_Task statement_.
Return all the entries word for word, minus the pictures.

_Task material_.
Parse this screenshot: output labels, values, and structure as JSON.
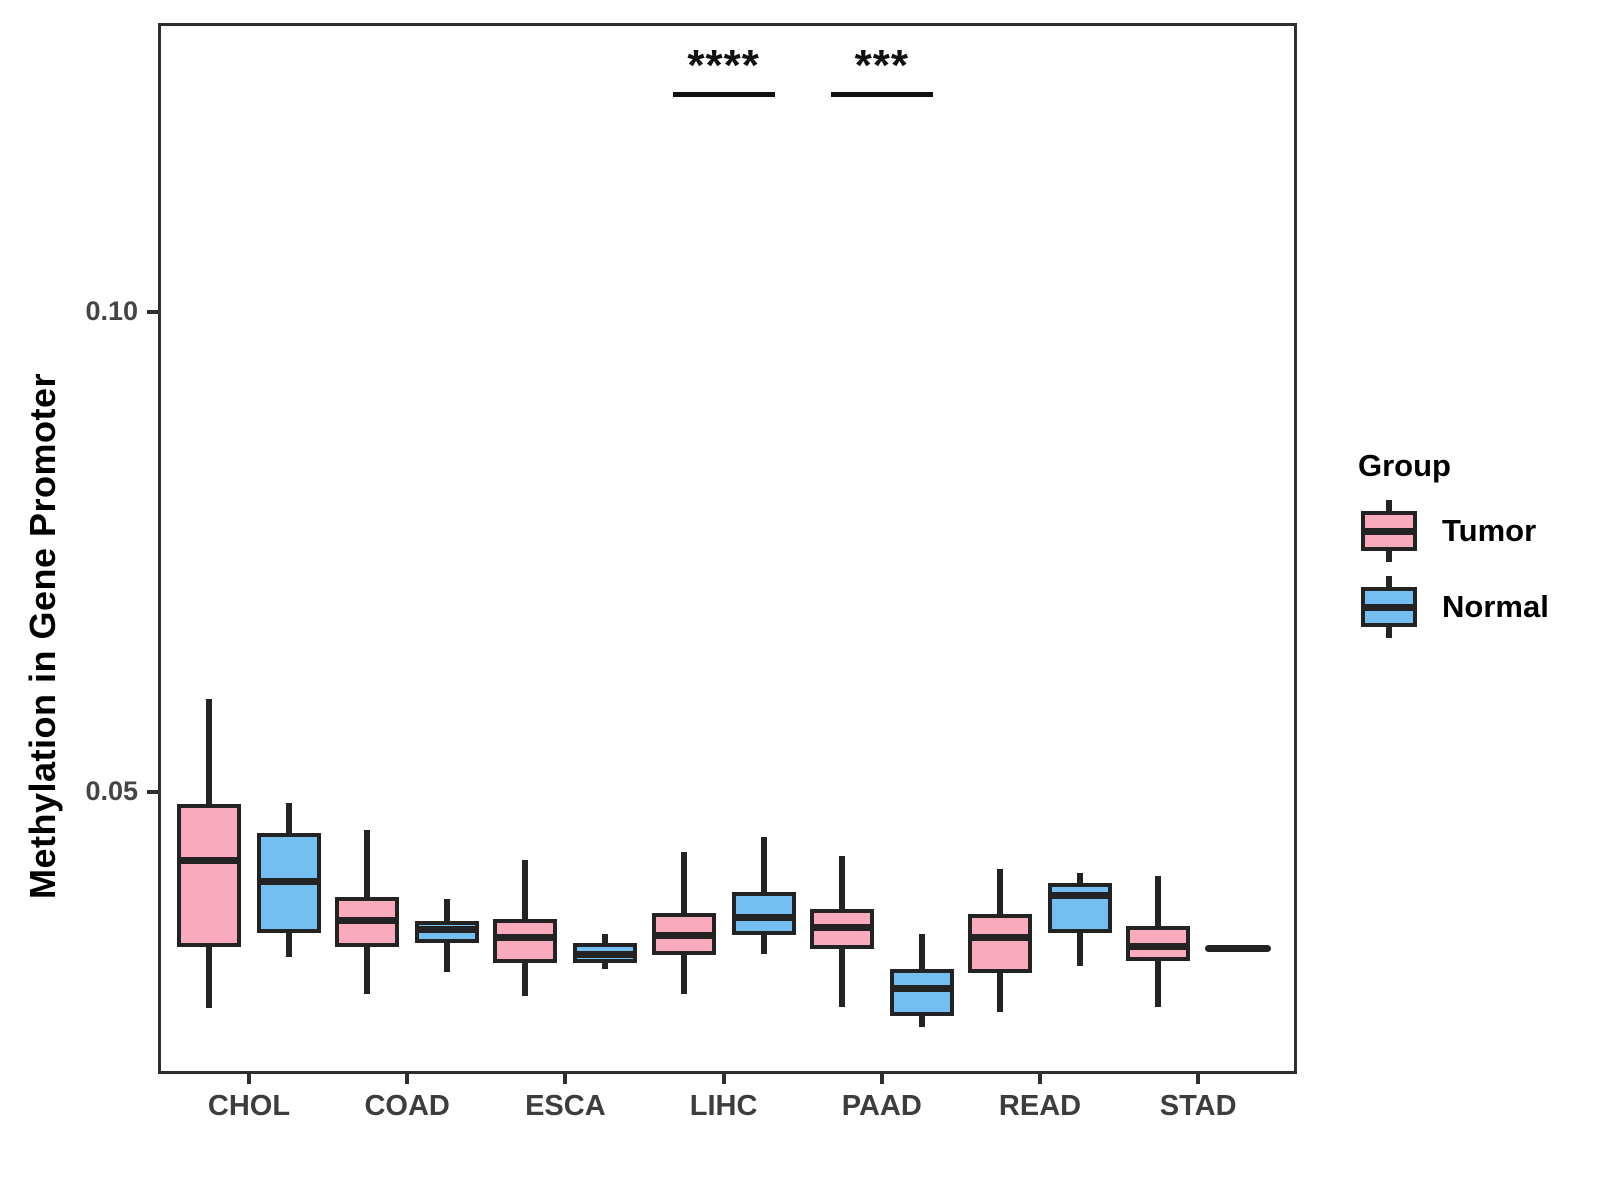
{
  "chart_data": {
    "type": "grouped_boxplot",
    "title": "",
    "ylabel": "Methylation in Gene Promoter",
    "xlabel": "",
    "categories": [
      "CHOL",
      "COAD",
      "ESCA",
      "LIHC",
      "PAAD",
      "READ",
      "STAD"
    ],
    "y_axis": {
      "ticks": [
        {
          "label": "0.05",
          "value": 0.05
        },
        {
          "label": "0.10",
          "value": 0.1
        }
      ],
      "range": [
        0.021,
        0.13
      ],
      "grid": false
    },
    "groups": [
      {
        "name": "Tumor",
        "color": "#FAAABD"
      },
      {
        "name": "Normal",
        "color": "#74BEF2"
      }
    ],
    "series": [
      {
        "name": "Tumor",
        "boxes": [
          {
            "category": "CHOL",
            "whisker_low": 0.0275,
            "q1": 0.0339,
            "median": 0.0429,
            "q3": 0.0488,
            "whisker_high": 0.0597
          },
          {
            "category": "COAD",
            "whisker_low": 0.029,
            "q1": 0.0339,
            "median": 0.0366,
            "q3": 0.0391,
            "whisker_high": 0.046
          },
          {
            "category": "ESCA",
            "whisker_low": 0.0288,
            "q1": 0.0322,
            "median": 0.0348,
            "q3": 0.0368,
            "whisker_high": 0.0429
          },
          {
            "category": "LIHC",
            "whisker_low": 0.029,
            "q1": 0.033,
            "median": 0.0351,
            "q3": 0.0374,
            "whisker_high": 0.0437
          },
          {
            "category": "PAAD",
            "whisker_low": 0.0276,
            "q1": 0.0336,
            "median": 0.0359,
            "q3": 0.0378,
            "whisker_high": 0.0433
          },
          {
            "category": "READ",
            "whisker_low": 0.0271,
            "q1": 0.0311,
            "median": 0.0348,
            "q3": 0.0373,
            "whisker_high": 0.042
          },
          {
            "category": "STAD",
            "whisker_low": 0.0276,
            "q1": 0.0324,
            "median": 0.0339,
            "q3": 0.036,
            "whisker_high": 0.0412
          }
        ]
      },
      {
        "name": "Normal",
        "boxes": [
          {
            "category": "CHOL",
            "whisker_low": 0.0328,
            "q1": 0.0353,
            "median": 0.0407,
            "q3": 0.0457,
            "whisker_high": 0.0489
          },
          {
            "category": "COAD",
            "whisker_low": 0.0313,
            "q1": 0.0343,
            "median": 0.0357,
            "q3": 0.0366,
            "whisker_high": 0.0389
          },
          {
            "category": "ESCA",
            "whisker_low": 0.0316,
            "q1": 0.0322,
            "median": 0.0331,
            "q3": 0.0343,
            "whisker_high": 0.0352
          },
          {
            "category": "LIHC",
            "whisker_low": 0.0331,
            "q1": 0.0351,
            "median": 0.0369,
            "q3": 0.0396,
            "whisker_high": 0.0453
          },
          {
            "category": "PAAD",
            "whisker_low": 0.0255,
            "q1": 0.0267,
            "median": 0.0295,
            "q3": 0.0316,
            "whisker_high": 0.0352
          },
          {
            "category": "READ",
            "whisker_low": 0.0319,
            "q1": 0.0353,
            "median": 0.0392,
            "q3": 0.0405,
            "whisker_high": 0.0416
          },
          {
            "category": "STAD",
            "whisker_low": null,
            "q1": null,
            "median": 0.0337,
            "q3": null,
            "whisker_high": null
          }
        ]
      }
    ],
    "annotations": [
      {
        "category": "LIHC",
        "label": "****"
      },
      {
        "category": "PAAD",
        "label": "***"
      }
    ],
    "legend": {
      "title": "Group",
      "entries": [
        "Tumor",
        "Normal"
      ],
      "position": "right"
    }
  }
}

_Solution to the problem_.
Parse this screenshot: output labels, values, and structure as JSON.
{
  "chart_data": {
    "type": "grouped_boxplot",
    "title": "",
    "ylabel": "Methylation in Gene Promoter",
    "xlabel": "",
    "categories": [
      "CHOL",
      "COAD",
      "ESCA",
      "LIHC",
      "PAAD",
      "READ",
      "STAD"
    ],
    "y_axis": {
      "ticks": [
        {
          "label": "0.05",
          "value": 0.05
        },
        {
          "label": "0.10",
          "value": 0.1
        }
      ],
      "range": [
        0.021,
        0.13
      ],
      "grid": false
    },
    "groups": [
      {
        "name": "Tumor",
        "color": "#FAAABD"
      },
      {
        "name": "Normal",
        "color": "#74BEF2"
      }
    ],
    "series": [
      {
        "name": "Tumor",
        "boxes": [
          {
            "category": "CHOL",
            "whisker_low": 0.0275,
            "q1": 0.0339,
            "median": 0.0429,
            "q3": 0.0488,
            "whisker_high": 0.0597
          },
          {
            "category": "COAD",
            "whisker_low": 0.029,
            "q1": 0.0339,
            "median": 0.0366,
            "q3": 0.0391,
            "whisker_high": 0.046
          },
          {
            "category": "ESCA",
            "whisker_low": 0.0288,
            "q1": 0.0322,
            "median": 0.0348,
            "q3": 0.0368,
            "whisker_high": 0.0429
          },
          {
            "category": "LIHC",
            "whisker_low": 0.029,
            "q1": 0.033,
            "median": 0.0351,
            "q3": 0.0374,
            "whisker_high": 0.0437
          },
          {
            "category": "PAAD",
            "whisker_low": 0.0276,
            "q1": 0.0336,
            "median": 0.0359,
            "q3": 0.0378,
            "whisker_high": 0.0433
          },
          {
            "category": "READ",
            "whisker_low": 0.0271,
            "q1": 0.0311,
            "median": 0.0348,
            "q3": 0.0373,
            "whisker_high": 0.042
          },
          {
            "category": "STAD",
            "whisker_low": 0.0276,
            "q1": 0.0324,
            "median": 0.0339,
            "q3": 0.036,
            "whisker_high": 0.0412
          }
        ]
      },
      {
        "name": "Normal",
        "boxes": [
          {
            "category": "CHOL",
            "whisker_low": 0.0328,
            "q1": 0.0353,
            "median": 0.0407,
            "q3": 0.0457,
            "whisker_high": 0.0489
          },
          {
            "category": "COAD",
            "whisker_low": 0.0313,
            "q1": 0.0343,
            "median": 0.0357,
            "q3": 0.0366,
            "whisker_high": 0.0389
          },
          {
            "category": "ESCA",
            "whisker_low": 0.0316,
            "q1": 0.0322,
            "median": 0.0331,
            "q3": 0.0343,
            "whisker_high": 0.0352
          },
          {
            "category": "LIHC",
            "whisker_low": 0.0331,
            "q1": 0.0351,
            "median": 0.0369,
            "q3": 0.0396,
            "whisker_high": 0.0453
          },
          {
            "category": "PAAD",
            "whisker_low": 0.0255,
            "q1": 0.0267,
            "median": 0.0295,
            "q3": 0.0316,
            "whisker_high": 0.0352
          },
          {
            "category": "READ",
            "whisker_low": 0.0319,
            "q1": 0.0353,
            "median": 0.0392,
            "q3": 0.0405,
            "whisker_high": 0.0416
          },
          {
            "category": "STAD",
            "whisker_low": null,
            "q1": null,
            "median": 0.0337,
            "q3": null,
            "whisker_high": null
          }
        ]
      }
    ],
    "annotations": [
      {
        "category": "LIHC",
        "label": "****"
      },
      {
        "category": "PAAD",
        "label": "***"
      }
    ],
    "legend": {
      "title": "Group",
      "entries": [
        "Tumor",
        "Normal"
      ],
      "position": "right"
    }
  }
}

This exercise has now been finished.